**CONSIGNES**
Poursuivez le texte sur la pièce commémorative dédiée au cirque Knie en reprenant juste après sa dernière phrase.

**TEXTE À ANALYSER**
════
Allez Hop!
La frappe moderne des pièces de monnaie est devenue le reflet de nos valeurs en constante évolution. La pièce commémorative émise par Swissmint en est un bon exemple. Elle est dédiée au cirque Knie et montre que les artistes itinérants, autrefois méprisés, sont désormais tout à fait dignes de figurer sur une pièce de monnaie nationale.
Le corps comme capital
Pendant des siècles, les acrobates se sont distingués du monde bourgeois en ce sens qu’ils devaient leur carrière exclusivement à leurs propres compétences. L’ascendance, les possessions et l’appartenance sociale ne jouaient aucun rôle dans leur monde tant que leur performance devant le public était bonne. Ainsi, leur corps est devenu un capital, auquel ils devaient leur subsistance et parfois même leur richesse et leur renommée.
Un exemple célèbre est celui de Jules Léotard, un étudiant en droit raté qui est devenu l’inventeur du trapèze volant. On dit qu’il gagnait jusqu’à 5 000 livres sterling par semaine. C’était une somme astronomique à l’époque.
════
[Extraits de données]
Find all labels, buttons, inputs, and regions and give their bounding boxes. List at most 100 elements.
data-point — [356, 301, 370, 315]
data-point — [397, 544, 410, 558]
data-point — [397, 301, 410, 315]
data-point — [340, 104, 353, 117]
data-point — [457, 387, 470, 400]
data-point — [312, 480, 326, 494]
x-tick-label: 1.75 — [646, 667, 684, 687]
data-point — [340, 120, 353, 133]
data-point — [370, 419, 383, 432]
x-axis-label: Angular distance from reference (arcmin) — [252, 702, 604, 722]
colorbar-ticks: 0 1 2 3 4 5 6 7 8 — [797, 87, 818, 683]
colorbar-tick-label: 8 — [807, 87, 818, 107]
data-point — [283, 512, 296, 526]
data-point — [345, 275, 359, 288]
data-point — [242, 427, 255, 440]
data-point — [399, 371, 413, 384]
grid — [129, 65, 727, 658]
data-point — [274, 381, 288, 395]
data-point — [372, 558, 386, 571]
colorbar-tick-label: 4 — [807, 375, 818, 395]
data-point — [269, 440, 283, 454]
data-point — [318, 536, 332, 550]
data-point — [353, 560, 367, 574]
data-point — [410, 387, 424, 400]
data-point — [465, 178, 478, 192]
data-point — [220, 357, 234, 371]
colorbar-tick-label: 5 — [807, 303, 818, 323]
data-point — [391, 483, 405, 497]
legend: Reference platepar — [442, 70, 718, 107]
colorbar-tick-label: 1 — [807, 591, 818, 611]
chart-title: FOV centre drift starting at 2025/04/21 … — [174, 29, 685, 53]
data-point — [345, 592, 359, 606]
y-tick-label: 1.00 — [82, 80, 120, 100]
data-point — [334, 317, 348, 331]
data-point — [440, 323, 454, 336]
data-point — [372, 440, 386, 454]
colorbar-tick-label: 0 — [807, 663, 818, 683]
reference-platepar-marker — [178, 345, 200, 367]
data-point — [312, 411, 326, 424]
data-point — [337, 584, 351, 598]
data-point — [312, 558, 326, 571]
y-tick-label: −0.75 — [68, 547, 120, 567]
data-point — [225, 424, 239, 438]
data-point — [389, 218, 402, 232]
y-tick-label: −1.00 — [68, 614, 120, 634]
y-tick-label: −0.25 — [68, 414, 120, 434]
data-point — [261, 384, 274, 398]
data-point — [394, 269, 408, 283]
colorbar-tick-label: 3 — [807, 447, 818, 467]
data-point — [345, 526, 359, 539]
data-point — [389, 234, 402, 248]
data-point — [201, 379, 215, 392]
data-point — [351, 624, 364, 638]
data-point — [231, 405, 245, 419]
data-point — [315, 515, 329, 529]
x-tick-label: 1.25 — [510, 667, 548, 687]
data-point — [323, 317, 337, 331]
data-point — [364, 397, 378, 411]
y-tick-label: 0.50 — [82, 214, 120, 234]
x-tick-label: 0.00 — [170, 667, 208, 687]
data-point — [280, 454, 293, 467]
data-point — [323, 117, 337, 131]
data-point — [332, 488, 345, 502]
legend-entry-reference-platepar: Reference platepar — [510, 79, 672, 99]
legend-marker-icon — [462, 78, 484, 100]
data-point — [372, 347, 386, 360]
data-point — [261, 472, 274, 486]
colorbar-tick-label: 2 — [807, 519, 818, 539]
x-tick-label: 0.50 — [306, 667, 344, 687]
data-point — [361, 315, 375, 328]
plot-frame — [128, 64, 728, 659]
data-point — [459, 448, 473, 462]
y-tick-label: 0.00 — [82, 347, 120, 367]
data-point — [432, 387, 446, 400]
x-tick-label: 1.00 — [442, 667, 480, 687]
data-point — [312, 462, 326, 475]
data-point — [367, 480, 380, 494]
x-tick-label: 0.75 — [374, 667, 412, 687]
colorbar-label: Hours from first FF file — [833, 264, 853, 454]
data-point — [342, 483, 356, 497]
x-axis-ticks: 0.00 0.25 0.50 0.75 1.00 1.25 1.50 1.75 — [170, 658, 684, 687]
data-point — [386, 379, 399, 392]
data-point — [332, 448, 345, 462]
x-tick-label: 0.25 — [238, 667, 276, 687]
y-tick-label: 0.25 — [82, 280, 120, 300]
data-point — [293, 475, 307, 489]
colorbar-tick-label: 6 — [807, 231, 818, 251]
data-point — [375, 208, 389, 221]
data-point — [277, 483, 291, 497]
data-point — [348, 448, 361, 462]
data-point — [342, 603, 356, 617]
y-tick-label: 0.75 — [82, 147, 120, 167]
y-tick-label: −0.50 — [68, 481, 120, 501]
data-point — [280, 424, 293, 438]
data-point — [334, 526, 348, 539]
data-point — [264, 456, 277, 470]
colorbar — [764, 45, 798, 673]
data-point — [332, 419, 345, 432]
════
**VOTRE RÉPONSE**
Charles Blondin, l’artiste funambule qui a traversé les chutes du Niagara en 1859, a même dîné avec le prince de Galles avant d’être jeté en prison. Lors d’un accident de travail, la corde cassée a tué deux machinistes, ce dont le funambule a été tenu responsable.
La richesse et la renommée n’allaient pas de pair avec la reconnaissance sociale. Friedrich Knie a également dû l’accepter. Le fondateur du cirque national suisse du même nom s’est vu refuser la nationalité suisse. Ce n’est qu’un siècle plus tard, vers 1900, que ses descendants ont pu être naturalisés.
Marginalisés et stigmatisés
En tant que voyageurs, les acrobates étaient constamment menacés d’emprisonnement, car de nombreux États avaient des lois contre le vagabondage. Quiconque voyageait sans pouvoir prouver qu’il avait un emploi était considéré comme un vagabond, et donc comme un criminel à la merci des autorités locales chargées de l’application de la loi. Pas de domicile fixe, pas de droit de vote, pas de tombe en terre consacrée, le public exigeant des sensations fortes et dangereuses : être artiste au XIXe siècle n’était pas une sinécure.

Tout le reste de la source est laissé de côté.